### Work to complete
Send each entry back exactly as given, pictures excluded.

### Records supplied
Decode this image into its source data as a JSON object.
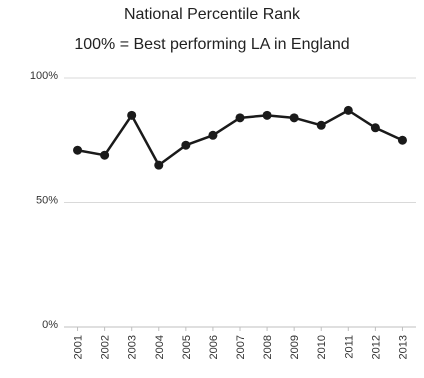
{
  "chart_data": {
    "type": "line",
    "title": "National Percentile Rank",
    "subtitle": "100% = Best performing LA in England",
    "xlabel": "",
    "ylabel": "",
    "x": [
      "2001",
      "2002",
      "2003",
      "2004",
      "2005",
      "2006",
      "2007",
      "2008",
      "2009",
      "2010",
      "2011",
      "2012",
      "2013"
    ],
    "series": [
      {
        "values": [
          71,
          69,
          85,
          65,
          73,
          77,
          84,
          85,
          84,
          81,
          87,
          80,
          75
        ]
      }
    ],
    "ylim": [
      0,
      100
    ],
    "yticks": [
      0,
      50,
      100
    ],
    "ytick_labels": [
      "0%",
      "50%",
      "100%"
    ],
    "grid": true,
    "legend": "none",
    "colors": {
      "line": "#1a1a1a",
      "marker": "#1a1a1a",
      "grid": "#d9d9d9",
      "axis": "#bfbfbf"
    }
  }
}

### Complete output
Decode this image into its source data as a JSON object.
{
  "chart_data": {
    "type": "line",
    "title": "National Percentile Rank",
    "subtitle": "100% = Best performing LA in England",
    "xlabel": "",
    "ylabel": "",
    "x": [
      "2001",
      "2002",
      "2003",
      "2004",
      "2005",
      "2006",
      "2007",
      "2008",
      "2009",
      "2010",
      "2011",
      "2012",
      "2013"
    ],
    "series": [
      {
        "values": [
          71,
          69,
          85,
          65,
          73,
          77,
          84,
          85,
          84,
          81,
          87,
          80,
          75
        ]
      }
    ],
    "ylim": [
      0,
      100
    ],
    "yticks": [
      0,
      50,
      100
    ],
    "ytick_labels": [
      "0%",
      "50%",
      "100%"
    ],
    "grid": true,
    "legend": "none",
    "colors": {
      "line": "#1a1a1a",
      "marker": "#1a1a1a",
      "grid": "#d9d9d9",
      "axis": "#bfbfbf"
    }
  }
}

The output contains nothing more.